— Aim of the exercise —
Repeat the listing in full, word for word.

— Records —
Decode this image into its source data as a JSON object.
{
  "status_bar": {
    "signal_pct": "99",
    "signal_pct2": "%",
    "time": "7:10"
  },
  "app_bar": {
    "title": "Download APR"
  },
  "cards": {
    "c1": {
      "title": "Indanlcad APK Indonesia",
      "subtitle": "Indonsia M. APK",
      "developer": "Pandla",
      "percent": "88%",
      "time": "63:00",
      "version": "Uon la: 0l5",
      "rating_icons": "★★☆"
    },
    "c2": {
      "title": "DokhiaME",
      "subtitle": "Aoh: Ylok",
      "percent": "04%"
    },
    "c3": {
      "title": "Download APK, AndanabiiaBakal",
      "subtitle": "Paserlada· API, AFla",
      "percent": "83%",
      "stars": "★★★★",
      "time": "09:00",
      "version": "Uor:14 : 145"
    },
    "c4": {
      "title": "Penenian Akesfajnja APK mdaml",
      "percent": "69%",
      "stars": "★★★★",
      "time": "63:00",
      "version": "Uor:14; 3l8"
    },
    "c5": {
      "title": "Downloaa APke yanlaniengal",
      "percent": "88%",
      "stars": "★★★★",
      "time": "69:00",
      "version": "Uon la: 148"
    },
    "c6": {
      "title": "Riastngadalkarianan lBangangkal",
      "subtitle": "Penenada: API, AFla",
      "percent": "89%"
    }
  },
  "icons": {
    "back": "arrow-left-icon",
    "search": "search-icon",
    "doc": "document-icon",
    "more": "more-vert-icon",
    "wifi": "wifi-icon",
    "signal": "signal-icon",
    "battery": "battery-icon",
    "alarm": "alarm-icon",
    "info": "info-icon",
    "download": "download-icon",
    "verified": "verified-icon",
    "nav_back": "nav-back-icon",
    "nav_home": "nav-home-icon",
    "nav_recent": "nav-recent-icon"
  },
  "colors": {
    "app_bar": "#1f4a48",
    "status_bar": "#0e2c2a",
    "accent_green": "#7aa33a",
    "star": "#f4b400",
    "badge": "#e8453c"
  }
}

— Result of this task —
Decode this image into its source data as a JSON object.
{
  "status_bar": {
    "signal_pct": "99",
    "signal_pct2": "%",
    "time": "7:10"
  },
  "app_bar": {
    "title": "Download APR"
  },
  "cards": {
    "c1": {
      "title": "Indanlcad APK Indonesia",
      "subtitle": "Indonsia M. APK",
      "developer": "Pandla",
      "percent": "88%",
      "time": "63:00",
      "version": "Uon la: 0l5",
      "rating_icons": "★★☆"
    },
    "c2": {
      "title": "DokhiaME",
      "subtitle": "Aoh: Ylok",
      "percent": "04%"
    },
    "c3": {
      "title": "Download APK, AndanabiiaBakal",
      "subtitle": "Paserlada· API, AFla",
      "percent": "83%",
      "stars": "★★★★",
      "time": "09:00",
      "version": "Uor:14 : 145"
    },
    "c4": {
      "title": "Penenian Akesfajnja APK mdaml",
      "percent": "69%",
      "stars": "★★★★",
      "time": "63:00",
      "version": "Uor:14; 3l8"
    },
    "c5": {
      "title": "Downloaa APke yanlaniengal",
      "percent": "88%",
      "stars": "★★★★",
      "time": "69:00",
      "version": "Uon la: 148"
    },
    "c6": {
      "title": "Riastngadalkarianan lBangangkal",
      "subtitle": "Penenada: API, AFla",
      "percent": "89%"
    }
  },
  "icons": {
    "back": "arrow-left-icon",
    "search": "search-icon",
    "doc": "document-icon",
    "more": "more-vert-icon",
    "wifi": "wifi-icon",
    "signal": "signal-icon",
    "battery": "battery-icon",
    "alarm": "alarm-icon",
    "info": "info-icon",
    "download": "download-icon",
    "verified": "verified-icon",
    "nav_back": "nav-back-icon",
    "nav_home": "nav-home-icon",
    "nav_recent": "nav-recent-icon"
  },
  "colors": {
    "app_bar": "#1f4a48",
    "status_bar": "#0e2c2a",
    "accent_green": "#7aa33a",
    "star": "#f4b400",
    "badge": "#e8453c"
  }
}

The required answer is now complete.